Data shown:
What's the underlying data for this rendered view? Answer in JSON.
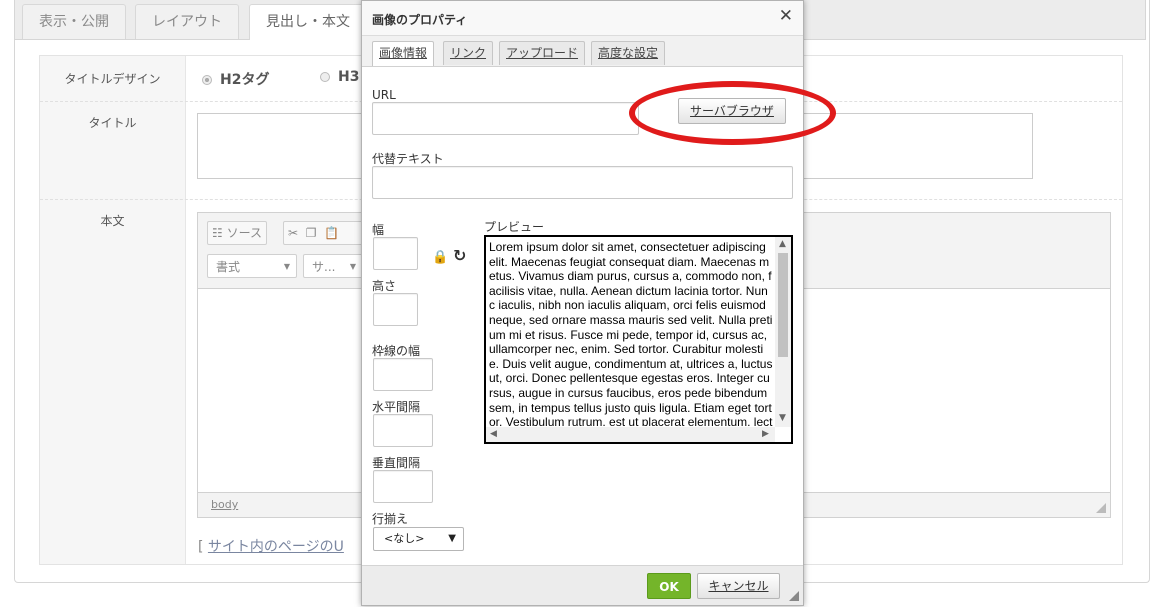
{
  "page_tabs": [
    "表示・公開",
    "レイアウト",
    "見出し・本文"
  ],
  "form": {
    "title_design_label": "タイトルデザイン",
    "radio_h2": "H2タグ",
    "radio_h3": "H3",
    "title_label": "タイトル",
    "body_label": "本文",
    "toolbar": {
      "source_label": "ソース",
      "format_combo": "書式",
      "size_combo": "サ..."
    },
    "status_path": "body",
    "site_link_bracket": "[",
    "site_link_text": "サイト内のページのU"
  },
  "dialog": {
    "title": "画像のプロパティ",
    "close_glyph": "✕",
    "tabs": [
      "画像情報",
      "リンク",
      "アップロード",
      "高度な設定"
    ],
    "url_label": "URL",
    "url_value": "",
    "browse_button": "サーバブラウザ",
    "alt_label": "代替テキスト",
    "alt_value": "",
    "width_label": "幅",
    "height_label": "高さ",
    "border_label": "枠線の幅",
    "hspace_label": "水平間隔",
    "vspace_label": "垂直間隔",
    "align_label": "行揃え",
    "align_value": "<なし>",
    "preview_label": "プレビュー",
    "preview_text": "Lorem ipsum dolor sit amet, consectetuer adipiscing elit. Maecenas feugiat consequat diam. Maecenas metus. Vivamus diam purus, cursus a, commodo non, facilisis vitae, nulla. Aenean dictum lacinia tortor. Nunc iaculis, nibh non iaculis aliquam, orci felis euismod neque, sed ornare massa mauris sed velit. Nulla pretium mi et risus. Fusce mi pede, tempor id, cursus ac, ullamcorper nec, enim. Sed tortor. Curabitur molestie. Duis velit augue, condimentum at, ultrices a, luctus ut, orci. Donec pellentesque egestas eros. Integer cursus, augue in cursus faucibus, eros pede bibendum sem, in tempus tellus justo quis ligula. Etiam eget tortor. Vestibulum rutrum, est ut placerat elementum, lectus nisl aliquam velit, tempor aliquam eros nunc",
    "ok_button": "OK",
    "cancel_button": "キャンセル"
  },
  "colors": {
    "highlight_ellipse": "#e01b1b",
    "ok_green": "#74b52a"
  },
  "icons": {
    "lock": "lock-icon",
    "reset": "reset-size-icon",
    "close": "close-icon"
  }
}
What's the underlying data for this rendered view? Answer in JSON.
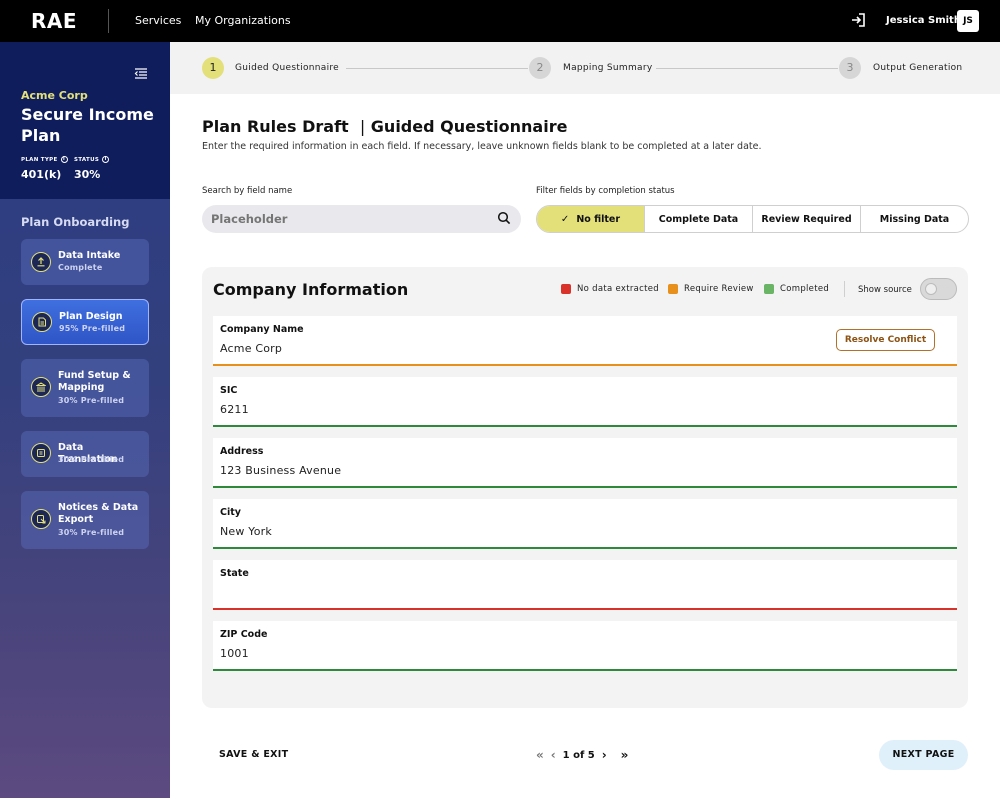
{
  "topbar": {
    "logo": "RAE",
    "nav": [
      "Services",
      "My Organizations"
    ],
    "user_name": "Jessica Smith",
    "user_initials": "JS"
  },
  "sidebar": {
    "org_name": "Acme Corp",
    "plan_name": "Secure Income Plan",
    "plan_type_label": "PLAN TYPE",
    "plan_type_value": "401(k)",
    "status_label": "STATUS",
    "status_value": "30%",
    "section_title": "Plan Onboarding",
    "steps": [
      {
        "title": "Data Intake",
        "subtitle": "Complete",
        "icon": "upload-icon"
      },
      {
        "title": "Plan Design",
        "subtitle": "95% Pre-filled",
        "icon": "document-icon",
        "active": true
      },
      {
        "title": "Fund Setup & Mapping",
        "subtitle": "30% Pre-filled",
        "icon": "bank-icon"
      },
      {
        "title": "Data Translation",
        "subtitle": "30% Pre-filled",
        "icon": "translate-icon"
      },
      {
        "title": "Notices & Data Export",
        "subtitle": "30% Pre-filled",
        "icon": "export-icon"
      }
    ]
  },
  "stepper": {
    "steps": [
      {
        "number": "1",
        "label": "Guided Questionnaire",
        "active": true
      },
      {
        "number": "2",
        "label": "Mapping Summary"
      },
      {
        "number": "3",
        "label": "Output Generation"
      }
    ]
  },
  "main": {
    "title": "Plan Rules Draft",
    "title_sep": "|",
    "subtitle": "Guided Questionnaire",
    "description": "Enter the required information in each field. If necessary, leave unknown fields blank to be completed at a later date.",
    "search_label": "Search by field name",
    "search_placeholder": "Placeholder",
    "filter_label": "Filter fields by completion status",
    "filters": [
      "No filter",
      "Complete Data",
      "Review Required",
      "Missing Data"
    ],
    "active_filter": "No filter"
  },
  "panel": {
    "title": "Company Information",
    "legend": [
      {
        "label": "No data extracted",
        "color": "#d9322b"
      },
      {
        "label": "Require Review",
        "color": "#e8901c"
      },
      {
        "label": "Completed",
        "color": "#6ab466"
      }
    ],
    "show_source_label": "Show source",
    "show_source_on": false,
    "resolve_label": "Resolve Conflict",
    "fields": [
      {
        "label": "Company Name",
        "value": "Acme Corp",
        "status_color": "#e8901c"
      },
      {
        "label": "SIC",
        "value": "6211",
        "status_color": "#2e8a3a"
      },
      {
        "label": "Address",
        "value": "123 Business Avenue",
        "status_color": "#2e8a3a"
      },
      {
        "label": "City",
        "value": "New York",
        "status_color": "#2e8a3a"
      },
      {
        "label": "State",
        "value": "",
        "status_color": "#d9322b"
      },
      {
        "label": "ZIP Code",
        "value": "1001",
        "status_color": "#2e8a3a"
      }
    ]
  },
  "footer": {
    "save_exit": "SAVE & EXIT",
    "page_indicator": "1 of 5",
    "next_page": "NEXT PAGE"
  }
}
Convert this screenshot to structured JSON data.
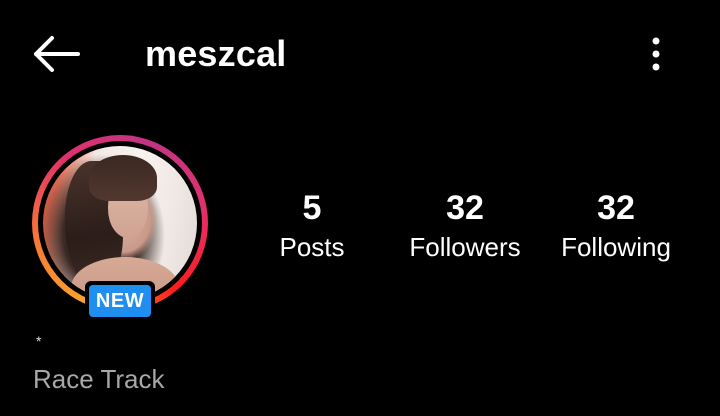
{
  "header": {
    "username": "meszcal",
    "back_icon": "arrow-left-icon",
    "more_icon": "more-vertical-icon"
  },
  "profile": {
    "avatar_ring_colors": [
      "#f9a62a",
      "#f77737",
      "#e1306c",
      "#c13584"
    ],
    "new_badge_label": "NEW",
    "new_badge_color": "#1f8ef1"
  },
  "stats": {
    "posts": {
      "value": "5",
      "label": "Posts"
    },
    "followers": {
      "value": "32",
      "label": "Followers"
    },
    "following": {
      "value": "32",
      "label": "Following"
    }
  },
  "bio": {
    "line": "*",
    "category": "Race Track"
  }
}
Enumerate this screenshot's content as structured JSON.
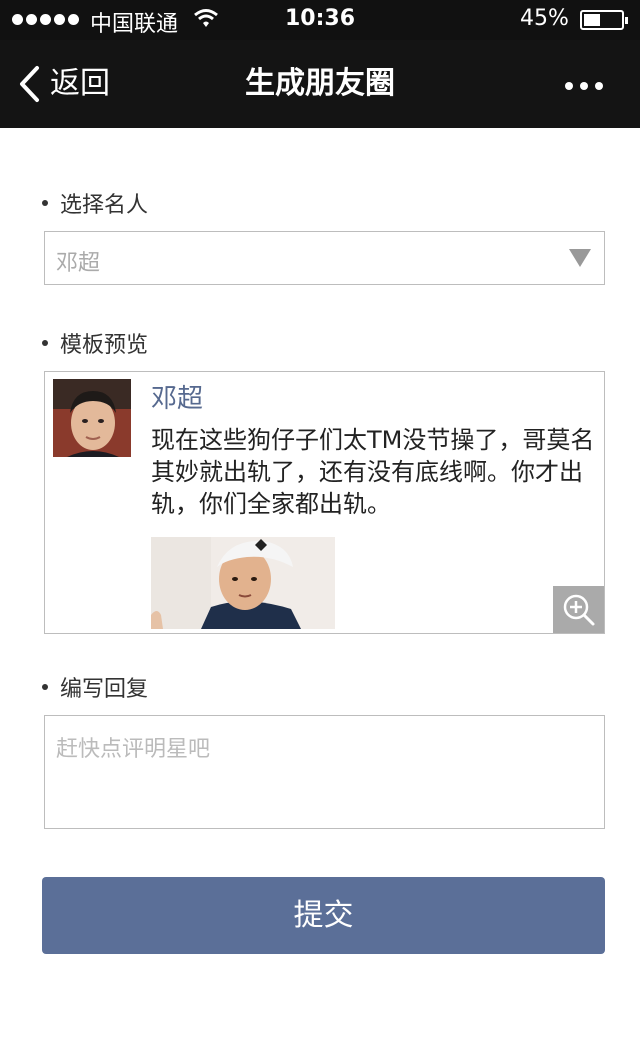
{
  "status_bar": {
    "carrier": "中国联通",
    "time": "10:36",
    "battery": "45%",
    "battery_level": 0.45
  },
  "nav": {
    "back_label": "返回",
    "title": "生成朋友圈"
  },
  "select_section": {
    "label": "选择名人",
    "value": "邓超"
  },
  "preview_section": {
    "label": "模板预览",
    "post": {
      "name": "邓超",
      "text": "现在这些狗仔子们太TM没节操了，哥莫名其妙就出轨了，还有没有底线啊。你才出轨，你们全家都出轨。"
    }
  },
  "reply_section": {
    "label": "编写回复",
    "placeholder": "赶快点评明星吧"
  },
  "submit_label": "提交",
  "colors": {
    "nav_bg": "#141414",
    "name_blue": "#56698f",
    "submit_bg": "#5b6f98",
    "border": "#bdbdbd"
  }
}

Exercise goal: Locate "Enumerate this screenshot's" in the listing above, then print exactly the lines from that line through the final one, omitting all pictures.

Task response:
Enumerate this screenshot's content as structured JSON.
{
  "status_bar": {
    "carrier": "中国联通",
    "time": "10:36",
    "battery": "45%",
    "battery_level": 0.45
  },
  "nav": {
    "back_label": "返回",
    "title": "生成朋友圈"
  },
  "select_section": {
    "label": "选择名人",
    "value": "邓超"
  },
  "preview_section": {
    "label": "模板预览",
    "post": {
      "name": "邓超",
      "text": "现在这些狗仔子们太TM没节操了，哥莫名其妙就出轨了，还有没有底线啊。你才出轨，你们全家都出轨。"
    }
  },
  "reply_section": {
    "label": "编写回复",
    "placeholder": "赶快点评明星吧"
  },
  "submit_label": "提交",
  "colors": {
    "nav_bg": "#141414",
    "name_blue": "#56698f",
    "submit_bg": "#5b6f98",
    "border": "#bdbdbd"
  }
}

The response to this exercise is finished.